● **STATED PROBLEM**
Repeat every line of the material, character for character.
===== RECORD SET
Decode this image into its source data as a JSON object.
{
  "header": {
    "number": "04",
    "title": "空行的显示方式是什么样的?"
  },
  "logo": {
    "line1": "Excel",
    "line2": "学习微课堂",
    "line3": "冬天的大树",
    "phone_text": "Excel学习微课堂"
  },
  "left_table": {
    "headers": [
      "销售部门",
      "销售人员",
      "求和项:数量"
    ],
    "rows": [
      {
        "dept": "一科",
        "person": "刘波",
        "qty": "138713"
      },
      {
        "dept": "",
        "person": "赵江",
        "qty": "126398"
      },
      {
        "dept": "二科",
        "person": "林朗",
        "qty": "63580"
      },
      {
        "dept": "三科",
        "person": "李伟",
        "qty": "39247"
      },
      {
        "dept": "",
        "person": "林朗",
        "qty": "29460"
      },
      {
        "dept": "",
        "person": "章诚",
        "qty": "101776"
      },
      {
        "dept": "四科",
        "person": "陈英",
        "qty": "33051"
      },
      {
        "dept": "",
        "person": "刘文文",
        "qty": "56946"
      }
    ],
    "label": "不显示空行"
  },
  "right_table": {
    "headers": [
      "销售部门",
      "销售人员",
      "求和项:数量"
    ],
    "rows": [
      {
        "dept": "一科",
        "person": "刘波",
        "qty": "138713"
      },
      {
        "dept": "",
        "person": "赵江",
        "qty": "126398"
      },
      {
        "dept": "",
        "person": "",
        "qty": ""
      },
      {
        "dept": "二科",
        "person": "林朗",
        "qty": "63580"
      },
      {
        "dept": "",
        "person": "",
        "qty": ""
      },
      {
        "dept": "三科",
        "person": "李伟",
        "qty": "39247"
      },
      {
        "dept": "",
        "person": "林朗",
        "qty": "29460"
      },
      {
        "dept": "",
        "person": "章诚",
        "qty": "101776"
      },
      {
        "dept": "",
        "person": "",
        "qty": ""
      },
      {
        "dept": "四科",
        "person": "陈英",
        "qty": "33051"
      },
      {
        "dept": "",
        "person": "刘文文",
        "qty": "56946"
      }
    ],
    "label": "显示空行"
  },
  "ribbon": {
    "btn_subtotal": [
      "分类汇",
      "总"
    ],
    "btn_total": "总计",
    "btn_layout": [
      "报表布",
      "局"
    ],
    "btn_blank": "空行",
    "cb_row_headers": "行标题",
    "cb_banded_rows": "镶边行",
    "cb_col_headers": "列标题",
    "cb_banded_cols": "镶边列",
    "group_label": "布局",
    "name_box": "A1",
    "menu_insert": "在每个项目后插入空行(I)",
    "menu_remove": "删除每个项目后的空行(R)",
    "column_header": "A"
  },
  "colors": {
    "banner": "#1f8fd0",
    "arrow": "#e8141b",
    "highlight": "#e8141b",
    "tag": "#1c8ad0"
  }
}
==========
● **RESPONSE**
Decode this image into its source data as a JSON object.
{
  "header": {
    "number": "04",
    "title": "空行的显示方式是什么样的?"
  },
  "logo": {
    "line1": "Excel",
    "line2": "学习微课堂",
    "line3": "冬天的大树",
    "phone_text": "Excel学习微课堂"
  },
  "left_table": {
    "headers": [
      "销售部门",
      "销售人员",
      "求和项:数量"
    ],
    "rows": [
      {
        "dept": "一科",
        "person": "刘波",
        "qty": "138713"
      },
      {
        "dept": "",
        "person": "赵江",
        "qty": "126398"
      },
      {
        "dept": "二科",
        "person": "林朗",
        "qty": "63580"
      },
      {
        "dept": "三科",
        "person": "李伟",
        "qty": "39247"
      },
      {
        "dept": "",
        "person": "林朗",
        "qty": "29460"
      },
      {
        "dept": "",
        "person": "章诚",
        "qty": "101776"
      },
      {
        "dept": "四科",
        "person": "陈英",
        "qty": "33051"
      },
      {
        "dept": "",
        "person": "刘文文",
        "qty": "56946"
      }
    ],
    "label": "不显示空行"
  },
  "right_table": {
    "headers": [
      "销售部门",
      "销售人员",
      "求和项:数量"
    ],
    "rows": [
      {
        "dept": "一科",
        "person": "刘波",
        "qty": "138713"
      },
      {
        "dept": "",
        "person": "赵江",
        "qty": "126398"
      },
      {
        "dept": "",
        "person": "",
        "qty": ""
      },
      {
        "dept": "二科",
        "person": "林朗",
        "qty": "63580"
      },
      {
        "dept": "",
        "person": "",
        "qty": ""
      },
      {
        "dept": "三科",
        "person": "李伟",
        "qty": "39247"
      },
      {
        "dept": "",
        "person": "林朗",
        "qty": "29460"
      },
      {
        "dept": "",
        "person": "章诚",
        "qty": "101776"
      },
      {
        "dept": "",
        "person": "",
        "qty": ""
      },
      {
        "dept": "四科",
        "person": "陈英",
        "qty": "33051"
      },
      {
        "dept": "",
        "person": "刘文文",
        "qty": "56946"
      }
    ],
    "label": "显示空行"
  },
  "ribbon": {
    "btn_subtotal": [
      "分类汇",
      "总"
    ],
    "btn_total": "总计",
    "btn_layout": [
      "报表布",
      "局"
    ],
    "btn_blank": "空行",
    "cb_row_headers": "行标题",
    "cb_banded_rows": "镶边行",
    "cb_col_headers": "列标题",
    "cb_banded_cols": "镶边列",
    "group_label": "布局",
    "name_box": "A1",
    "menu_insert": "在每个项目后插入空行(I)",
    "menu_remove": "删除每个项目后的空行(R)",
    "column_header": "A"
  },
  "colors": {
    "banner": "#1f8fd0",
    "arrow": "#e8141b",
    "highlight": "#e8141b",
    "tag": "#1c8ad0"
  }
}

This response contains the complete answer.